── Input records

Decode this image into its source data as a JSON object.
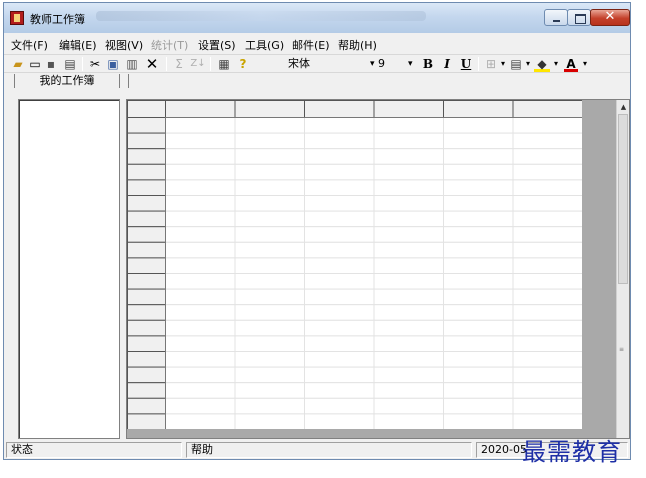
{
  "window": {
    "title": "教师工作簿"
  },
  "menu": [
    {
      "label": "文件(F)",
      "enabled": true
    },
    {
      "label": "编辑(E)",
      "enabled": true
    },
    {
      "label": "视图(V)",
      "enabled": true
    },
    {
      "label": "统计(T)",
      "enabled": false
    },
    {
      "label": "设置(S)",
      "enabled": true
    },
    {
      "label": "工具(G)",
      "enabled": true
    },
    {
      "label": "邮件(E)",
      "enabled": true
    },
    {
      "label": "帮助(H)",
      "enabled": true
    }
  ],
  "toolbar": {
    "font_name": "宋体",
    "font_size": "9",
    "bold_label": "B",
    "italic_label": "I",
    "underline_label": "U",
    "sum_label": "Σ",
    "sort_label": "Z↓",
    "delete_label": "✕",
    "help_label": "?",
    "dropdown_arrow": "▾",
    "fill_label": "◆",
    "font_color_label": "A",
    "icons": [
      "open-folder-icon",
      "new-file-icon",
      "save-icon",
      "print-icon",
      "cut-icon",
      "copy-icon",
      "paste-icon",
      "delete-icon",
      "sum-icon",
      "sort-icon",
      "properties-icon",
      "help-icon",
      "border-icon",
      "format-icon",
      "fill-color-icon",
      "font-color-icon"
    ]
  },
  "left_pane": {
    "title": "我的工作簿"
  },
  "grid": {
    "columns": 6,
    "rows": 20
  },
  "statusbar": {
    "status": "状态",
    "help": "帮助",
    "date": "2020-05-"
  },
  "watermark": "最需教育",
  "colors": {
    "title_bar": "#c4d7ee",
    "close_button": "#c4412b",
    "window_bg": "#f0f0f0",
    "grid_dark": "#a9a9a9",
    "watermark": "#1e2fa6"
  }
}
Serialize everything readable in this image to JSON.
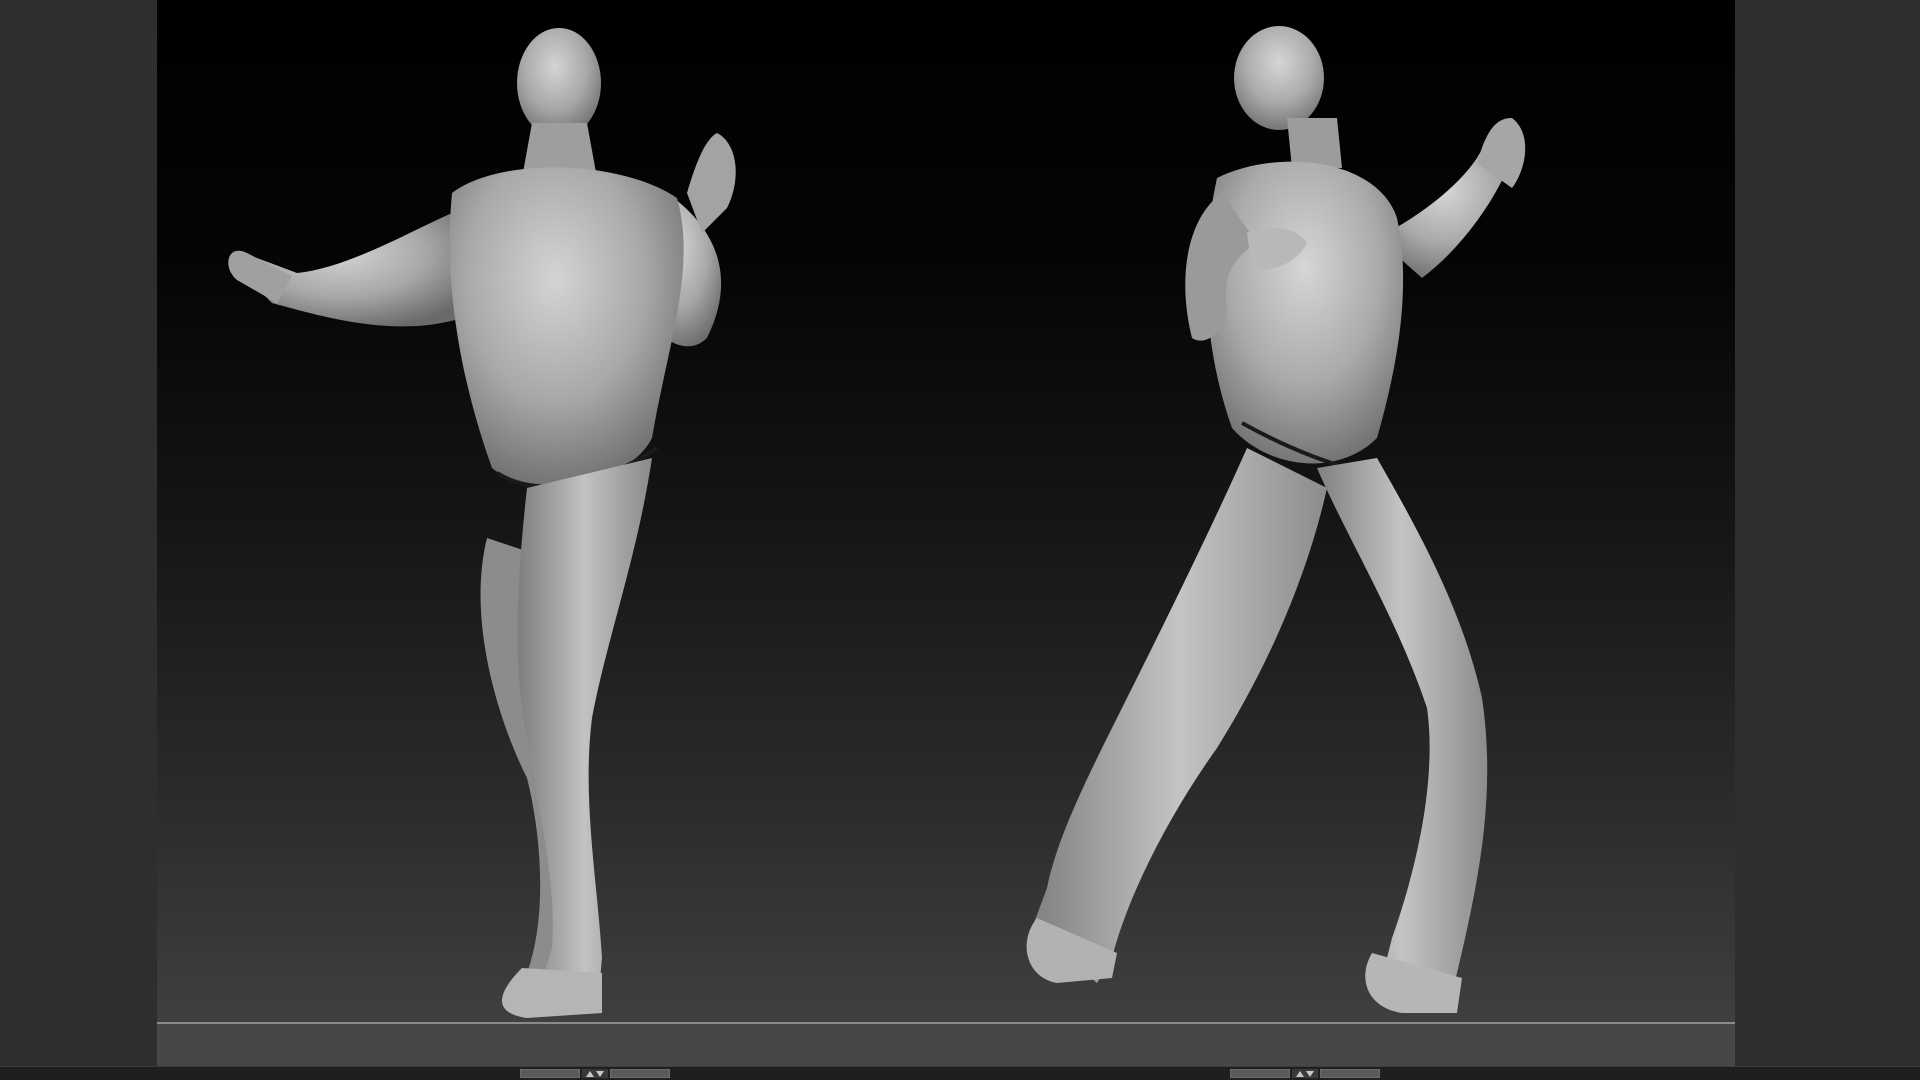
{
  "app": {
    "type": "3d-sculpt-viewport"
  },
  "viewport": {
    "background_top": "#000000",
    "background_bottom": "#434343",
    "floor_line_color": "#8a8a8a",
    "model_color": "#b3b3b3"
  },
  "figures": [
    {
      "name": "figure-front-view",
      "icon": "male-sculpt-front"
    },
    {
      "name": "figure-side-view",
      "icon": "male-sculpt-side"
    }
  ],
  "controls": {
    "left_stepper_icon": "up-down-arrows",
    "right_stepper_icon": "up-down-arrows"
  }
}
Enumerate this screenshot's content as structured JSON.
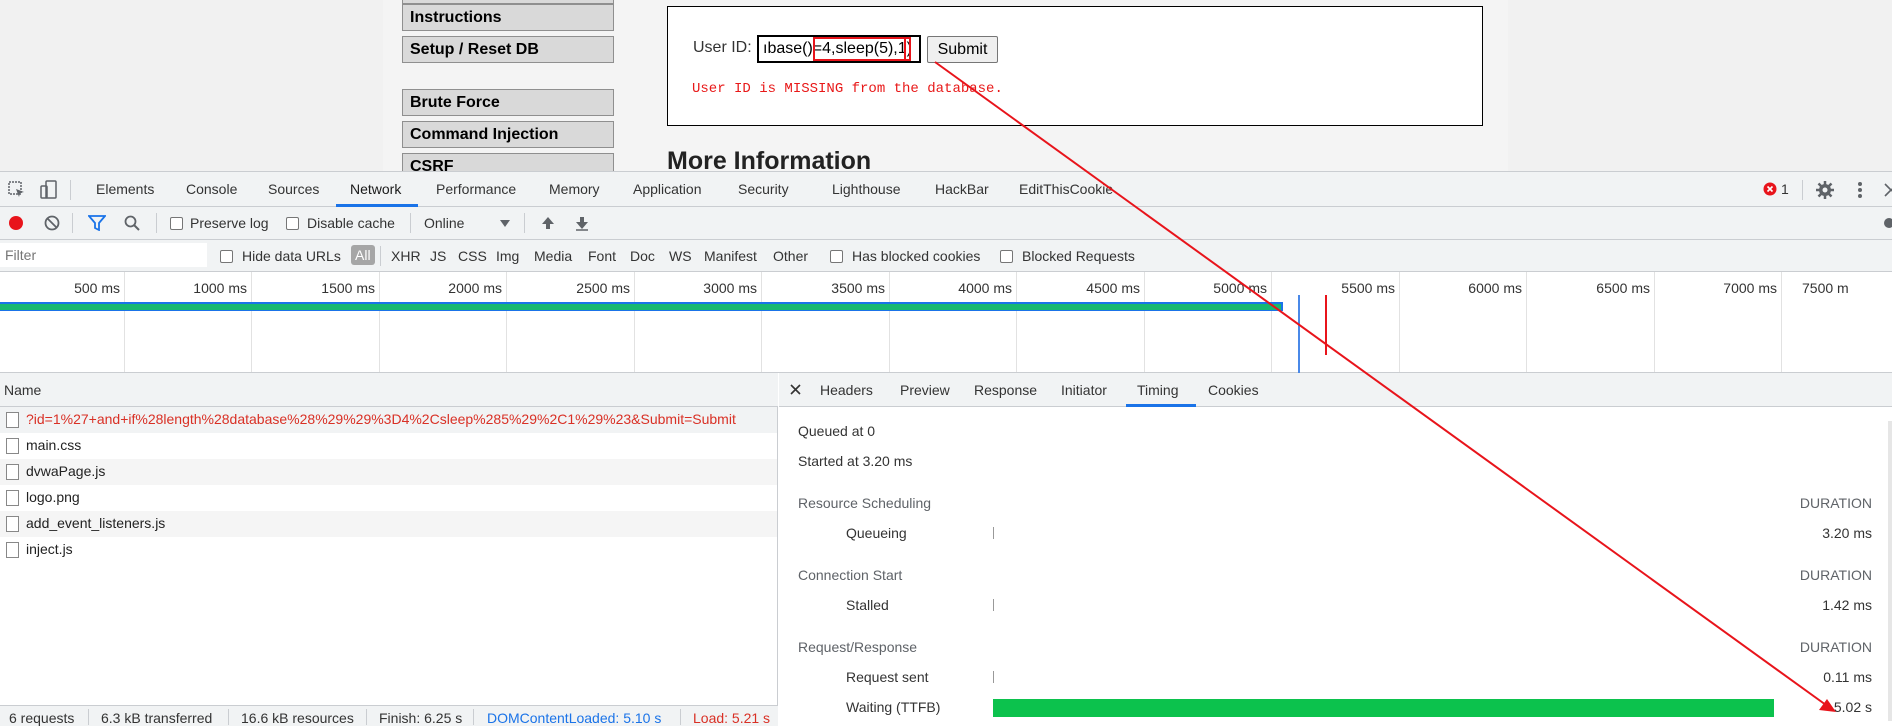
{
  "page": {
    "menu": [
      "Instructions",
      "Setup / Reset DB",
      "Brute Force",
      "Command Injection",
      "CSRF"
    ],
    "userid_label": "User ID:",
    "userid_value": "ıbase()=4,sleep(5),1)",
    "submit_label": "Submit",
    "error_message": "User ID is MISSING from the database.",
    "more_info_heading": "More Information"
  },
  "devtools": {
    "tabs": [
      "Elements",
      "Console",
      "Sources",
      "Network",
      "Performance",
      "Memory",
      "Application",
      "Security",
      "Lighthouse",
      "HackBar",
      "EditThisCookie"
    ],
    "active_tab": "Network",
    "error_count": "1",
    "toolbar": {
      "preserve_log": "Preserve log",
      "disable_cache": "Disable cache",
      "throttle": "Online"
    },
    "filter": {
      "placeholder": "Filter",
      "hide_data_urls": "Hide data URLs",
      "types": [
        "All",
        "XHR",
        "JS",
        "CSS",
        "Img",
        "Media",
        "Font",
        "Doc",
        "WS",
        "Manifest",
        "Other"
      ],
      "has_blocked_cookies": "Has blocked cookies",
      "blocked_requests": "Blocked Requests"
    },
    "overview_ticks": [
      "500 ms",
      "1000 ms",
      "1500 ms",
      "2000 ms",
      "2500 ms",
      "3000 ms",
      "3500 ms",
      "4000 ms",
      "4500 ms",
      "5000 ms",
      "5500 ms",
      "6000 ms",
      "6500 ms",
      "7000 ms",
      "7500 m"
    ],
    "name_header": "Name",
    "requests": [
      "?id=1%27+and+if%28length%28database%28%29%29%3D4%2Csleep%285%29%2C1%29%23&Submit=Submit",
      "main.css",
      "dvwaPage.js",
      "logo.png",
      "add_event_listeners.js",
      "inject.js"
    ],
    "status": {
      "requests": "6 requests",
      "transferred": "6.3 kB transferred",
      "resources": "16.6 kB resources",
      "finish": "Finish: 6.25 s",
      "dom_loaded": "DOMContentLoaded: 5.10 s",
      "load": "Load: 5.21 s"
    },
    "detail_tabs": [
      "Headers",
      "Preview",
      "Response",
      "Initiator",
      "Timing",
      "Cookies"
    ],
    "active_detail_tab": "Timing",
    "timing": {
      "queued_at": "Queued at 0",
      "started_at": "Started at 3.20 ms",
      "duration_label": "DURATION",
      "sections": [
        {
          "title": "Resource Scheduling",
          "rows": [
            {
              "label": "Queueing",
              "value": "3.20 ms"
            }
          ]
        },
        {
          "title": "Connection Start",
          "rows": [
            {
              "label": "Stalled",
              "value": "1.42 ms"
            }
          ]
        },
        {
          "title": "Request/Response",
          "rows": [
            {
              "label": "Request sent",
              "value": "0.11 ms"
            },
            {
              "label": "Waiting (TTFB)",
              "value": "5.02 s"
            }
          ]
        }
      ]
    }
  },
  "colors": {
    "accent": "#1a73e8",
    "error": "#e8141b",
    "ttfb": "#0cc24d"
  }
}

────

Return each line among the entries that holds the word "front".

▸ Correct answer:
      "name": "figure-front-view",
      "icon": "male-sculpt-front"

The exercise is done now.